* [WRITTEN INSTRUCTION]: Make a tally of the lines in the records that include the string "grid", and give only that number.

* [MATERIAL PROVIDED]:
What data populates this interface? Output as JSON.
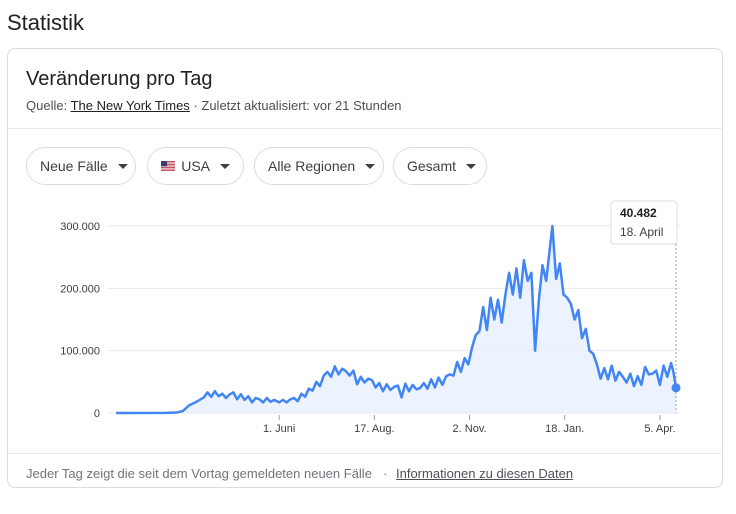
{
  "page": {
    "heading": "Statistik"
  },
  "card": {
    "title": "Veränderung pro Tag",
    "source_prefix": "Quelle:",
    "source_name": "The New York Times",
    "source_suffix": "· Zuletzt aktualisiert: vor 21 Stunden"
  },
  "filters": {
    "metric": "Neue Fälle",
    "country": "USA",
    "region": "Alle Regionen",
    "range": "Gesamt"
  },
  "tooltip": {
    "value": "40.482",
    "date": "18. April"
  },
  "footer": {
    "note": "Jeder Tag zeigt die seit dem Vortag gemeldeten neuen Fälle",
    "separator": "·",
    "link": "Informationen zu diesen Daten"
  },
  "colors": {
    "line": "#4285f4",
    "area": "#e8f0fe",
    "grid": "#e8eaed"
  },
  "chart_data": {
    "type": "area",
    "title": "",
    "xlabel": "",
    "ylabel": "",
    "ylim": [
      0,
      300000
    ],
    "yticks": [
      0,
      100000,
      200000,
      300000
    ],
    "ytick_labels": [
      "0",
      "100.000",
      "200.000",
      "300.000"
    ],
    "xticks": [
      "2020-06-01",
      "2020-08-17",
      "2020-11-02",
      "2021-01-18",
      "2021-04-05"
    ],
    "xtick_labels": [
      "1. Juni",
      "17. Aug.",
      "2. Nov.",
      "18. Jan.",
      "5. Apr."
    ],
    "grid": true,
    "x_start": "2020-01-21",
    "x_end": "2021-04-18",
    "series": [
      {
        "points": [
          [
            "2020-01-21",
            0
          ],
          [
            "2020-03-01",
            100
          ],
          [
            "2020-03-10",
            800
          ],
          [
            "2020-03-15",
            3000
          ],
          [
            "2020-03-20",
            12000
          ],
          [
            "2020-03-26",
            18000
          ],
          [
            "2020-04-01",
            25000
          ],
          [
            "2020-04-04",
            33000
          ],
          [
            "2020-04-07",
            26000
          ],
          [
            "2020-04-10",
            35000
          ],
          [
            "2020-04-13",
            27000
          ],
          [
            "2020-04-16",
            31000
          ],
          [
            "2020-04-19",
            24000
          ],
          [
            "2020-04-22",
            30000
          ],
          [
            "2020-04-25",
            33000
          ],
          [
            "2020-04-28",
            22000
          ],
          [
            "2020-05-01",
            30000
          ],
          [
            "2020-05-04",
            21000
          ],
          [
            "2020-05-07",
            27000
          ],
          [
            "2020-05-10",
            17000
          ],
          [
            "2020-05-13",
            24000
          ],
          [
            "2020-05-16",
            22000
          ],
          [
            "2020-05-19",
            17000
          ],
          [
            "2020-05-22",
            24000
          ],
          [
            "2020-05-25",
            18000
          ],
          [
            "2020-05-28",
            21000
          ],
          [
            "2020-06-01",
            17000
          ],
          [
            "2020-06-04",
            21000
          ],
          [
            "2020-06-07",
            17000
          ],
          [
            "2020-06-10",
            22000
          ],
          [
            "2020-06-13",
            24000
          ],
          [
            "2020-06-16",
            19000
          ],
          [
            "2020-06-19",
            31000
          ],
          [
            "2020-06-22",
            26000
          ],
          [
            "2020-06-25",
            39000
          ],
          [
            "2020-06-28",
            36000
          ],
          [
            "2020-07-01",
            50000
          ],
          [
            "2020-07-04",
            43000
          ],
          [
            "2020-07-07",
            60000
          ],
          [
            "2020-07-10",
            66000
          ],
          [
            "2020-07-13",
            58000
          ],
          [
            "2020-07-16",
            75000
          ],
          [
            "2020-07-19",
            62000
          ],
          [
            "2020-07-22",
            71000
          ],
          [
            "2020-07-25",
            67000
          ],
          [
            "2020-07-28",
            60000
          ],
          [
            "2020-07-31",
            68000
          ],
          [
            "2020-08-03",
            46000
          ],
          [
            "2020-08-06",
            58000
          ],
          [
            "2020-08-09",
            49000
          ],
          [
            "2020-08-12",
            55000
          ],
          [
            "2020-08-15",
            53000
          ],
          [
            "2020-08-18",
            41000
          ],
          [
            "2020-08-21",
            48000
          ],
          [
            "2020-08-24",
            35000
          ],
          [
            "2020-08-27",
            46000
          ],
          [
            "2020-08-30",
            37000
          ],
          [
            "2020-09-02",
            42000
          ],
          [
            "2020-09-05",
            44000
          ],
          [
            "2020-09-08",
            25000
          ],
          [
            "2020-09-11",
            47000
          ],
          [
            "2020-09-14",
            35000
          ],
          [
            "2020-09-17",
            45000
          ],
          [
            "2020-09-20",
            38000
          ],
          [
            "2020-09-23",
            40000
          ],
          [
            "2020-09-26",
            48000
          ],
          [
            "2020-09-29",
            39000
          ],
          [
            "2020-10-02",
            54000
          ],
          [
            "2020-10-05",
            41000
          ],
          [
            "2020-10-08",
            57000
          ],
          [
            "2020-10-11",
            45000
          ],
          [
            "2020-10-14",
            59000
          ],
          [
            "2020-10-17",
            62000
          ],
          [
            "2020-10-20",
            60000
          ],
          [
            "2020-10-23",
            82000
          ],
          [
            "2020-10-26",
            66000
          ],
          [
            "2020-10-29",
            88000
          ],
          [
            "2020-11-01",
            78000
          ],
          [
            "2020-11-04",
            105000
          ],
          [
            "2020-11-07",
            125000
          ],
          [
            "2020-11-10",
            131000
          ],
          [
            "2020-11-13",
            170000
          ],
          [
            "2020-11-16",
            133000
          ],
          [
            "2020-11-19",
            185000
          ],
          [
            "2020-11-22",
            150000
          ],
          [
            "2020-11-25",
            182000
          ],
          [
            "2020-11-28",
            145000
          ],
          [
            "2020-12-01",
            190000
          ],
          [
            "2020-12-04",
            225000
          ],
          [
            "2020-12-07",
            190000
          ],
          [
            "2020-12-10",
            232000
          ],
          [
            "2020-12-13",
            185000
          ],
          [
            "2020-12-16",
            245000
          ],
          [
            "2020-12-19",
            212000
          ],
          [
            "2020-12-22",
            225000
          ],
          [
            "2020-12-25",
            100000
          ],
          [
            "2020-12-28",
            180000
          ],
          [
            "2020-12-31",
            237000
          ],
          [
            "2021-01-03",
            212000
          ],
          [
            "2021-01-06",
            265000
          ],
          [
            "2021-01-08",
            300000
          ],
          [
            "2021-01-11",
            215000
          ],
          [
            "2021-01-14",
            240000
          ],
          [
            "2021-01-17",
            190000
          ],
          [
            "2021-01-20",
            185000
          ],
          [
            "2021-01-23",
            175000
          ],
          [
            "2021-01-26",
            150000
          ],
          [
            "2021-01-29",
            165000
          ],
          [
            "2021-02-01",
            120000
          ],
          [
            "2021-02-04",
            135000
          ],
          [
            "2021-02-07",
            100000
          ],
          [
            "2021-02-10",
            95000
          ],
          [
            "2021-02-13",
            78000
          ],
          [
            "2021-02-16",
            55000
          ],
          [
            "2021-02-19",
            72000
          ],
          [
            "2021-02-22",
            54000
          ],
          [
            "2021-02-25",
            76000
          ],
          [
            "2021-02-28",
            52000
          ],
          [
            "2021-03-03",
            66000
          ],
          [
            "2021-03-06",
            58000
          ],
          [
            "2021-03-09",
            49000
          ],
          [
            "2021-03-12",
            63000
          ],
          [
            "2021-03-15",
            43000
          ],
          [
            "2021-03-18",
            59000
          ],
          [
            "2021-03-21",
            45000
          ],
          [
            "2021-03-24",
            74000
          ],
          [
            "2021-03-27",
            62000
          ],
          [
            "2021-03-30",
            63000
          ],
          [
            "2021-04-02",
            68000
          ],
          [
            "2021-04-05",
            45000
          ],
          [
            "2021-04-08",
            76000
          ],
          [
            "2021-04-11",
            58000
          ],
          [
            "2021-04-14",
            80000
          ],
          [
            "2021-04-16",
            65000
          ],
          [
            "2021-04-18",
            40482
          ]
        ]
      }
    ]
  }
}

==

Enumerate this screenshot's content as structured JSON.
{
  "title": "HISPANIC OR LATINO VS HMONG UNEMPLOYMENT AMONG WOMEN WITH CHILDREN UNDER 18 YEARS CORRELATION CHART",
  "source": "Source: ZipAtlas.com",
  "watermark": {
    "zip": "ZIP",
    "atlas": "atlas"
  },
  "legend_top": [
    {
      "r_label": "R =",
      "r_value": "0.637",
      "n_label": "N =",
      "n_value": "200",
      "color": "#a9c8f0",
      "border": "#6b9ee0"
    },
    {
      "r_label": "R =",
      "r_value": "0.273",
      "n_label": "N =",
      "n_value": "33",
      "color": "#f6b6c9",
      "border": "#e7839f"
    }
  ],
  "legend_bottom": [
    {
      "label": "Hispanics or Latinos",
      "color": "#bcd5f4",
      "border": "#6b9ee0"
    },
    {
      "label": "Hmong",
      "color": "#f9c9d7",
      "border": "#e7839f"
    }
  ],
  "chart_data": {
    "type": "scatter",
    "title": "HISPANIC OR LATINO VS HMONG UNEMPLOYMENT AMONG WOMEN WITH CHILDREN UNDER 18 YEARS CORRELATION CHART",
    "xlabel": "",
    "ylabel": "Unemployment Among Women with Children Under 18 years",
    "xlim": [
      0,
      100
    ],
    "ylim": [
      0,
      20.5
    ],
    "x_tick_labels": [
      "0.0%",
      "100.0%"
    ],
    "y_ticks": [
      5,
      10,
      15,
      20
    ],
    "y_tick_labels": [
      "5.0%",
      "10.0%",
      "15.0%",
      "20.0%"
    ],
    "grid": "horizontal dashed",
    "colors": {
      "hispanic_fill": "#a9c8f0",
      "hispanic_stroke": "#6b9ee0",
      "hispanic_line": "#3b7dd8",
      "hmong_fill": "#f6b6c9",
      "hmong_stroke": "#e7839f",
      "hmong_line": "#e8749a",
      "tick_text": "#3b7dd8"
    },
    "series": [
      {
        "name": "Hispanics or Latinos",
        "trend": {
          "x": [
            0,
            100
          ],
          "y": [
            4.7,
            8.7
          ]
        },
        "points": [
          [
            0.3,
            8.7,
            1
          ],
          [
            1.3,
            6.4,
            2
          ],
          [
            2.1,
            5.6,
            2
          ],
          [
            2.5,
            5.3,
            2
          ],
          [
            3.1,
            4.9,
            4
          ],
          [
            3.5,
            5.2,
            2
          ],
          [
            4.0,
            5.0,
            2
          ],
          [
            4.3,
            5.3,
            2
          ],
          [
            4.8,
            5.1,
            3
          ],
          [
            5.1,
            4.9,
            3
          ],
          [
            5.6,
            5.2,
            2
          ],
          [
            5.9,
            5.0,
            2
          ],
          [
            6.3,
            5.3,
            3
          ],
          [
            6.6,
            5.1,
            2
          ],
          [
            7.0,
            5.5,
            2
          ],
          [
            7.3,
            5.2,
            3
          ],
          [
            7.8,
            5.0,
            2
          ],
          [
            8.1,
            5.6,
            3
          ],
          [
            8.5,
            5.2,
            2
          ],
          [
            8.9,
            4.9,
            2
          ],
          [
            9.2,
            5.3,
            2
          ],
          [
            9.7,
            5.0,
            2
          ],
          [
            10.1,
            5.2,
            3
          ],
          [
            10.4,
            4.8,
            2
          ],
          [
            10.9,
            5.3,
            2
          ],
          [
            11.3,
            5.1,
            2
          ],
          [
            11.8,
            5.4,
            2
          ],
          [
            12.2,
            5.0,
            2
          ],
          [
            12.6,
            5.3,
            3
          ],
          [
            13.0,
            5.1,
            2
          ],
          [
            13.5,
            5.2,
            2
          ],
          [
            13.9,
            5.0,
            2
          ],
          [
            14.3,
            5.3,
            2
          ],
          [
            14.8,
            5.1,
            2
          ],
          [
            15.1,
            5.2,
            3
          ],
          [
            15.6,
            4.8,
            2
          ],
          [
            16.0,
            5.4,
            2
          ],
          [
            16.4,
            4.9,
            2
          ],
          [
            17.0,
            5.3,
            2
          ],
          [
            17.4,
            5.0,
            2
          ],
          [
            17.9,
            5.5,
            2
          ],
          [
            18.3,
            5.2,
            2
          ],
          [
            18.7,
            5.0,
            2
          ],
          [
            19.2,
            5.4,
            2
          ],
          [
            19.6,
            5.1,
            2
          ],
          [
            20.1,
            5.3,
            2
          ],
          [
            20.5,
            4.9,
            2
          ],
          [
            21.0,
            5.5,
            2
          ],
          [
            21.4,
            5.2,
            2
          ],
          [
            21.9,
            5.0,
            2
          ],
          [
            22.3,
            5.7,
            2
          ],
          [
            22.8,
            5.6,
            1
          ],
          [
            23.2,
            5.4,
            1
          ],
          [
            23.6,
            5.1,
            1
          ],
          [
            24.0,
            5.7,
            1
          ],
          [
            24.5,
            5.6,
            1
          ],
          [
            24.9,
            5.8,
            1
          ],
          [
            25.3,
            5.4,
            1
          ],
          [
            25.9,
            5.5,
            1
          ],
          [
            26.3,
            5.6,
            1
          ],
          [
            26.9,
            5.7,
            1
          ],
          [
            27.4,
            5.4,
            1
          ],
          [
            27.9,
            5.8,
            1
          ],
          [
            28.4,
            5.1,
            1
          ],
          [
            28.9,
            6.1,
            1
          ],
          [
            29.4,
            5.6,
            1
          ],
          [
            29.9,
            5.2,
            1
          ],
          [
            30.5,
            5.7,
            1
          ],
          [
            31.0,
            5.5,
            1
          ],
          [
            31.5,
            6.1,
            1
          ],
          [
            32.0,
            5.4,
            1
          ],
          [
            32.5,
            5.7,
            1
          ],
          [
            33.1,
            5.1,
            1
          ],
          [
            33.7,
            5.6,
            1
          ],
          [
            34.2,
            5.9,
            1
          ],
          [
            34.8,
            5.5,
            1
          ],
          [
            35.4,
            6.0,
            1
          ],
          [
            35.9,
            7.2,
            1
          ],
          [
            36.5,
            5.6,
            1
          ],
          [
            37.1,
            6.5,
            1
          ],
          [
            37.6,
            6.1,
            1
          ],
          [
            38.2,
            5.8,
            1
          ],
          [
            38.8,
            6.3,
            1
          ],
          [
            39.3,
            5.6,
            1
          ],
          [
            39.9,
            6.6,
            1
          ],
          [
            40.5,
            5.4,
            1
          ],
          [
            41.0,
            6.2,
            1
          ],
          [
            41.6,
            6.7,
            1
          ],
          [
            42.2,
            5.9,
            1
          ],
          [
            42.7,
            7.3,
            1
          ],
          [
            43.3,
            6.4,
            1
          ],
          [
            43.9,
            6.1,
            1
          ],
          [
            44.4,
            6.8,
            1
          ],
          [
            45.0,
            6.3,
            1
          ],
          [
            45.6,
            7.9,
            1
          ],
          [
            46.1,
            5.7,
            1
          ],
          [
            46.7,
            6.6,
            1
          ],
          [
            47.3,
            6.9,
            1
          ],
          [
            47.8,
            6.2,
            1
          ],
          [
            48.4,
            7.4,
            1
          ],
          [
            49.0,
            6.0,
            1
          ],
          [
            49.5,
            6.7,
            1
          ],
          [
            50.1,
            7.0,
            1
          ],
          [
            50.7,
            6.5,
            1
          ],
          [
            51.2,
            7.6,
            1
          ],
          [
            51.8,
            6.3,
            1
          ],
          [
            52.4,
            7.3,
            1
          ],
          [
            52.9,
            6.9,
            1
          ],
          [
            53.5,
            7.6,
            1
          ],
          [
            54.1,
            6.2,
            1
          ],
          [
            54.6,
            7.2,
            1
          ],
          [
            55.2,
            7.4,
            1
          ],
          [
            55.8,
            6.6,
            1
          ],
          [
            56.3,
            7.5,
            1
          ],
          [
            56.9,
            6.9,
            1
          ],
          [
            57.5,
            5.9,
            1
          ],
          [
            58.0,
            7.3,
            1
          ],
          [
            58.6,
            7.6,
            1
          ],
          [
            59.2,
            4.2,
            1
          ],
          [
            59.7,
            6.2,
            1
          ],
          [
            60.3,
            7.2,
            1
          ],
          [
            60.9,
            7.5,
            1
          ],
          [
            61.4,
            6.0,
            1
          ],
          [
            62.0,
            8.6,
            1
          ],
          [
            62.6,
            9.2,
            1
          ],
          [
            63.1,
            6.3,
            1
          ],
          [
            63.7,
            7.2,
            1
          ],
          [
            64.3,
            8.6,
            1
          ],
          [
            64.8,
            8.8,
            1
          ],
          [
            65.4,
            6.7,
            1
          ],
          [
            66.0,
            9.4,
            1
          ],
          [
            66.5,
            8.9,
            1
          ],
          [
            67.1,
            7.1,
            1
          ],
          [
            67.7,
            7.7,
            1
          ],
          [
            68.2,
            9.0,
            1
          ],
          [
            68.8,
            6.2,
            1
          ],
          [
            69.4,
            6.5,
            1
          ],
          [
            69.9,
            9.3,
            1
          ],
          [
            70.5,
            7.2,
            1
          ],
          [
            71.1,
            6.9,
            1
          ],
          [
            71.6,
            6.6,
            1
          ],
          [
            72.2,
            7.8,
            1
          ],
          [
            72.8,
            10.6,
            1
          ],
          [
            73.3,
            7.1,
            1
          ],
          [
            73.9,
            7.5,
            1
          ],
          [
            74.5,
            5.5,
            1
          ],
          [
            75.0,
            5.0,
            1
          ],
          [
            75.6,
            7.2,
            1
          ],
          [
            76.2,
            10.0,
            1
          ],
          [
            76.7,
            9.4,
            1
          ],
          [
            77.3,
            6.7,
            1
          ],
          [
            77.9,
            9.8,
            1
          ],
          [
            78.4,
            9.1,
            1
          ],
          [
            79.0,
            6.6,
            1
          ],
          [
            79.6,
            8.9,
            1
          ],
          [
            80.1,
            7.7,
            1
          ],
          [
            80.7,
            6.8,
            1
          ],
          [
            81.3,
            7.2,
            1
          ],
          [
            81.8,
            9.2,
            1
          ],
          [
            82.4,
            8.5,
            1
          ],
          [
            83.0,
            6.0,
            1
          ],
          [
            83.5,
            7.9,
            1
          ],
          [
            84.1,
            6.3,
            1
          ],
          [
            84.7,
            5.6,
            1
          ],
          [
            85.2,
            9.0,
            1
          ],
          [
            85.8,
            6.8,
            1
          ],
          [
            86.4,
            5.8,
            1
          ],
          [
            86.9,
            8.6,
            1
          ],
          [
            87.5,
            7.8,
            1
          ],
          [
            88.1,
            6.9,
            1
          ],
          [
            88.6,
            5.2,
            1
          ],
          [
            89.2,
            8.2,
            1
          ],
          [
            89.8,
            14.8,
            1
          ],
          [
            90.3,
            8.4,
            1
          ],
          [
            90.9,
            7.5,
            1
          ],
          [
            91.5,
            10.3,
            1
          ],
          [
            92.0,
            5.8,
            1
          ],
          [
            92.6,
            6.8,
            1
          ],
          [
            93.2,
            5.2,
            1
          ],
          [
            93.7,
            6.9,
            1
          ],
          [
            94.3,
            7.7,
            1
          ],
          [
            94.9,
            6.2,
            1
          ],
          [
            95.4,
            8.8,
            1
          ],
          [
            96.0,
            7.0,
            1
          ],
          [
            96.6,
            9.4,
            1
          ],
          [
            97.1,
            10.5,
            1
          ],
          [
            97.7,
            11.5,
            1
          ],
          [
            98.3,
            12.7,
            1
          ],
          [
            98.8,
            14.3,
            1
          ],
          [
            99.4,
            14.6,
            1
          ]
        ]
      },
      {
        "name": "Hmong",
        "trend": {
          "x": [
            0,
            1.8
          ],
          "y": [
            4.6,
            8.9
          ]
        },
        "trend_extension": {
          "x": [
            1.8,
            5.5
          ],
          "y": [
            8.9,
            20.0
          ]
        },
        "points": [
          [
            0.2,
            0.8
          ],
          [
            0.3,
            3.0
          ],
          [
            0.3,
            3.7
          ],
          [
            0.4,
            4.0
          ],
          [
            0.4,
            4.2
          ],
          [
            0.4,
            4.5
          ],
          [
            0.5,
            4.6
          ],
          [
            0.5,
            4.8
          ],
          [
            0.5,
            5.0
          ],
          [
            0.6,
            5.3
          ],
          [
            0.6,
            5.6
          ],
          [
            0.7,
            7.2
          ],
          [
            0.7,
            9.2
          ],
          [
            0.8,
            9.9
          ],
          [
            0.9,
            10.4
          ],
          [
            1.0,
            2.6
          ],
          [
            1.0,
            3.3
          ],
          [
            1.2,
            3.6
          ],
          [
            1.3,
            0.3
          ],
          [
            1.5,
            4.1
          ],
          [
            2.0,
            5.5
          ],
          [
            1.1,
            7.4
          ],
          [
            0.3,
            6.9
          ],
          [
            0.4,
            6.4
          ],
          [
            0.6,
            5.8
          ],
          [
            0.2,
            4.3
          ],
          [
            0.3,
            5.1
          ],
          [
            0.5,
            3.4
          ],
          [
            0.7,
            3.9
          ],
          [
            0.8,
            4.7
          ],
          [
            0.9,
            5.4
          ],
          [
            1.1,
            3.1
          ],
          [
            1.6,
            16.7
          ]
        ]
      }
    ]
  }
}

* [CORRECT RESULT]: 3